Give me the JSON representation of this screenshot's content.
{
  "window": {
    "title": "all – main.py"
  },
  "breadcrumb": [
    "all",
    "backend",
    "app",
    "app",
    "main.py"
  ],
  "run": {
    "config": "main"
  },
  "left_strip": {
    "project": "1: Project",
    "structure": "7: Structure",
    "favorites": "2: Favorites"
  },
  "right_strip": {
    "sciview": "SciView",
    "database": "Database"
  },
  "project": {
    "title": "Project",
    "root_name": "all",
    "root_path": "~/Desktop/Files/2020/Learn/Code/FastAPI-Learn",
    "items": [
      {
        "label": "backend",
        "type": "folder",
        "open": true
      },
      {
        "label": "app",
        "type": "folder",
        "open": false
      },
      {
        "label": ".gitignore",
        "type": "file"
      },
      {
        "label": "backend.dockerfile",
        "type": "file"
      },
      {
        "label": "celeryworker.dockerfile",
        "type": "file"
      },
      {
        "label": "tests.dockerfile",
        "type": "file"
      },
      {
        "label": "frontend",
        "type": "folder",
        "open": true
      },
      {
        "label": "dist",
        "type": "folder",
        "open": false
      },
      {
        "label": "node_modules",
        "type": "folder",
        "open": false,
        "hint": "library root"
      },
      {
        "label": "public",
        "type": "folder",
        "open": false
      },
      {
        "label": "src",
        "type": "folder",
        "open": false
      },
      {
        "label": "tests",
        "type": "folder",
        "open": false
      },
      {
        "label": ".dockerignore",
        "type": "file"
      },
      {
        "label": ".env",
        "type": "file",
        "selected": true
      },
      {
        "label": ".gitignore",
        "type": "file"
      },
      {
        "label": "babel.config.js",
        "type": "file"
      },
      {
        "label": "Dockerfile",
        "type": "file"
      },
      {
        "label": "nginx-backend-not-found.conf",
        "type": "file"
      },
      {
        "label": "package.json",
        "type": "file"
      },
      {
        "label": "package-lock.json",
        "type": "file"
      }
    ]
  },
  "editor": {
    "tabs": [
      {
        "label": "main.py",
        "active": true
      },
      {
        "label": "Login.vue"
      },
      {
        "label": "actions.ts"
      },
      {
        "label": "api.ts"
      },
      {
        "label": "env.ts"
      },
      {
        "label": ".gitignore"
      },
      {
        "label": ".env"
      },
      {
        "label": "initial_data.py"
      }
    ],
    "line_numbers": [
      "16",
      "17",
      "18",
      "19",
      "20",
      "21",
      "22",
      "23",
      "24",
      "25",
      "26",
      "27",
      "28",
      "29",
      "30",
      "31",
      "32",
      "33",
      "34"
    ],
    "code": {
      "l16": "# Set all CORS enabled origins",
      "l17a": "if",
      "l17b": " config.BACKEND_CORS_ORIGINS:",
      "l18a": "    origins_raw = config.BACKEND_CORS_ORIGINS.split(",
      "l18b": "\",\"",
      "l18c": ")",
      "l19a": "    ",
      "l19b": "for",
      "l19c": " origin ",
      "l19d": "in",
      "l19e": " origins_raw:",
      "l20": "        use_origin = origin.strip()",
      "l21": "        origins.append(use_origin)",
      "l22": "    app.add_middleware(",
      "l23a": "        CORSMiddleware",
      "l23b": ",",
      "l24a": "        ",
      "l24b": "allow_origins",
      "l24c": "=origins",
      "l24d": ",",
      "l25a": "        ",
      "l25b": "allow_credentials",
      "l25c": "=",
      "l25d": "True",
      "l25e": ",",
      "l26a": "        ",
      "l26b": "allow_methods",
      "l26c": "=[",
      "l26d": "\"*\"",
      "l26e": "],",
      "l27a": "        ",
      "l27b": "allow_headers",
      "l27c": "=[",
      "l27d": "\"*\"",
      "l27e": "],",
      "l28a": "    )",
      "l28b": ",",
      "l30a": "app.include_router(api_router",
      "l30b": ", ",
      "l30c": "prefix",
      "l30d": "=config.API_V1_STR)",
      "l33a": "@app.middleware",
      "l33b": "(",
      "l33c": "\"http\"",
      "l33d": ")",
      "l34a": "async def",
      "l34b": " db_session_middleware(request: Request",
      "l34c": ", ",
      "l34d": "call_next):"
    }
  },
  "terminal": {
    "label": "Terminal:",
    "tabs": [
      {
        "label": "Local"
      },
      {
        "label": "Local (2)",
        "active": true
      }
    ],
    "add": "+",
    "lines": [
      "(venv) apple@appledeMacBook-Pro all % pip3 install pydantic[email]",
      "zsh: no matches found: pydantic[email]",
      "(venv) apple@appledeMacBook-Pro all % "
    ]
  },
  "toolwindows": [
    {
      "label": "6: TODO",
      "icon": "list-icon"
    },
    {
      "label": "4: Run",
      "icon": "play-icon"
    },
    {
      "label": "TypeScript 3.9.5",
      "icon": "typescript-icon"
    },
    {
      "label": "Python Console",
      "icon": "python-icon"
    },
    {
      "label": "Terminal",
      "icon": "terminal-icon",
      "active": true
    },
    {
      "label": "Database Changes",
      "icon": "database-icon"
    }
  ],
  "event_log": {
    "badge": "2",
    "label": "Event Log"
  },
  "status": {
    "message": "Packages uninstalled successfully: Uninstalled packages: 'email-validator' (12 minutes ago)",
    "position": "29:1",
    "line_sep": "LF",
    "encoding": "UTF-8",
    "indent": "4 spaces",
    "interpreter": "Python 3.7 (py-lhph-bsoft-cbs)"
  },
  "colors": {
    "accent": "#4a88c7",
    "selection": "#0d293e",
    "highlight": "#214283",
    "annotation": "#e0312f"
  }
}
------------------------------------
Retype the data exactly as given.

_Solution_:
Give me the JSON representation of this screenshot's content.
{
  "window": {
    "title": "all – main.py"
  },
  "breadcrumb": [
    "all",
    "backend",
    "app",
    "app",
    "main.py"
  ],
  "run": {
    "config": "main"
  },
  "left_strip": {
    "project": "1: Project",
    "structure": "7: Structure",
    "favorites": "2: Favorites"
  },
  "right_strip": {
    "sciview": "SciView",
    "database": "Database"
  },
  "project": {
    "title": "Project",
    "root_name": "all",
    "root_path": "~/Desktop/Files/2020/Learn/Code/FastAPI-Learn",
    "items": [
      {
        "label": "backend",
        "type": "folder",
        "open": true
      },
      {
        "label": "app",
        "type": "folder",
        "open": false
      },
      {
        "label": ".gitignore",
        "type": "file"
      },
      {
        "label": "backend.dockerfile",
        "type": "file"
      },
      {
        "label": "celeryworker.dockerfile",
        "type": "file"
      },
      {
        "label": "tests.dockerfile",
        "type": "file"
      },
      {
        "label": "frontend",
        "type": "folder",
        "open": true
      },
      {
        "label": "dist",
        "type": "folder",
        "open": false
      },
      {
        "label": "node_modules",
        "type": "folder",
        "open": false,
        "hint": "library root"
      },
      {
        "label": "public",
        "type": "folder",
        "open": false
      },
      {
        "label": "src",
        "type": "folder",
        "open": false
      },
      {
        "label": "tests",
        "type": "folder",
        "open": false
      },
      {
        "label": ".dockerignore",
        "type": "file"
      },
      {
        "label": ".env",
        "type": "file",
        "selected": true
      },
      {
        "label": ".gitignore",
        "type": "file"
      },
      {
        "label": "babel.config.js",
        "type": "file"
      },
      {
        "label": "Dockerfile",
        "type": "file"
      },
      {
        "label": "nginx-backend-not-found.conf",
        "type": "file"
      },
      {
        "label": "package.json",
        "type": "file"
      },
      {
        "label": "package-lock.json",
        "type": "file"
      }
    ]
  },
  "editor": {
    "tabs": [
      {
        "label": "main.py",
        "active": true
      },
      {
        "label": "Login.vue"
      },
      {
        "label": "actions.ts"
      },
      {
        "label": "api.ts"
      },
      {
        "label": "env.ts"
      },
      {
        "label": ".gitignore"
      },
      {
        "label": ".env"
      },
      {
        "label": "initial_data.py"
      }
    ],
    "line_numbers": [
      "16",
      "17",
      "18",
      "19",
      "20",
      "21",
      "22",
      "23",
      "24",
      "25",
      "26",
      "27",
      "28",
      "29",
      "30",
      "31",
      "32",
      "33",
      "34"
    ],
    "code": {
      "l16": "# Set all CORS enabled origins",
      "l17a": "if",
      "l17b": " config.BACKEND_CORS_ORIGINS:",
      "l18a": "    origins_raw = config.BACKEND_CORS_ORIGINS.split(",
      "l18b": "\",\"",
      "l18c": ")",
      "l19a": "    ",
      "l19b": "for",
      "l19c": " origin ",
      "l19d": "in",
      "l19e": " origins_raw:",
      "l20": "        use_origin = origin.strip()",
      "l21": "        origins.append(use_origin)",
      "l22": "    app.add_middleware(",
      "l23a": "        CORSMiddleware",
      "l23b": ",",
      "l24a": "        ",
      "l24b": "allow_origins",
      "l24c": "=origins",
      "l24d": ",",
      "l25a": "        ",
      "l25b": "allow_credentials",
      "l25c": "=",
      "l25d": "True",
      "l25e": ",",
      "l26a": "        ",
      "l26b": "allow_methods",
      "l26c": "=[",
      "l26d": "\"*\"",
      "l26e": "],",
      "l27a": "        ",
      "l27b": "allow_headers",
      "l27c": "=[",
      "l27d": "\"*\"",
      "l27e": "],",
      "l28a": "    )",
      "l28b": ",",
      "l30a": "app.include_router(api_router",
      "l30b": ", ",
      "l30c": "prefix",
      "l30d": "=config.API_V1_STR)",
      "l33a": "@app.middleware",
      "l33b": "(",
      "l33c": "\"http\"",
      "l33d": ")",
      "l34a": "async def",
      "l34b": " db_session_middleware(request: Request",
      "l34c": ", ",
      "l34d": "call_next):"
    }
  },
  "terminal": {
    "label": "Terminal:",
    "tabs": [
      {
        "label": "Local"
      },
      {
        "label": "Local (2)",
        "active": true
      }
    ],
    "add": "+",
    "lines": [
      "(venv) apple@appledeMacBook-Pro all % pip3 install pydantic[email]",
      "zsh: no matches found: pydantic[email]",
      "(venv) apple@appledeMacBook-Pro all % "
    ]
  },
  "toolwindows": [
    {
      "label": "6: TODO",
      "icon": "list-icon"
    },
    {
      "label": "4: Run",
      "icon": "play-icon"
    },
    {
      "label": "TypeScript 3.9.5",
      "icon": "typescript-icon"
    },
    {
      "label": "Python Console",
      "icon": "python-icon"
    },
    {
      "label": "Terminal",
      "icon": "terminal-icon",
      "active": true
    },
    {
      "label": "Database Changes",
      "icon": "database-icon"
    }
  ],
  "event_log": {
    "badge": "2",
    "label": "Event Log"
  },
  "status": {
    "message": "Packages uninstalled successfully: Uninstalled packages: 'email-validator' (12 minutes ago)",
    "position": "29:1",
    "line_sep": "LF",
    "encoding": "UTF-8",
    "indent": "4 spaces",
    "interpreter": "Python 3.7 (py-lhph-bsoft-cbs)"
  },
  "colors": {
    "accent": "#4a88c7",
    "selection": "#0d293e",
    "highlight": "#214283",
    "annotation": "#e0312f"
  }
}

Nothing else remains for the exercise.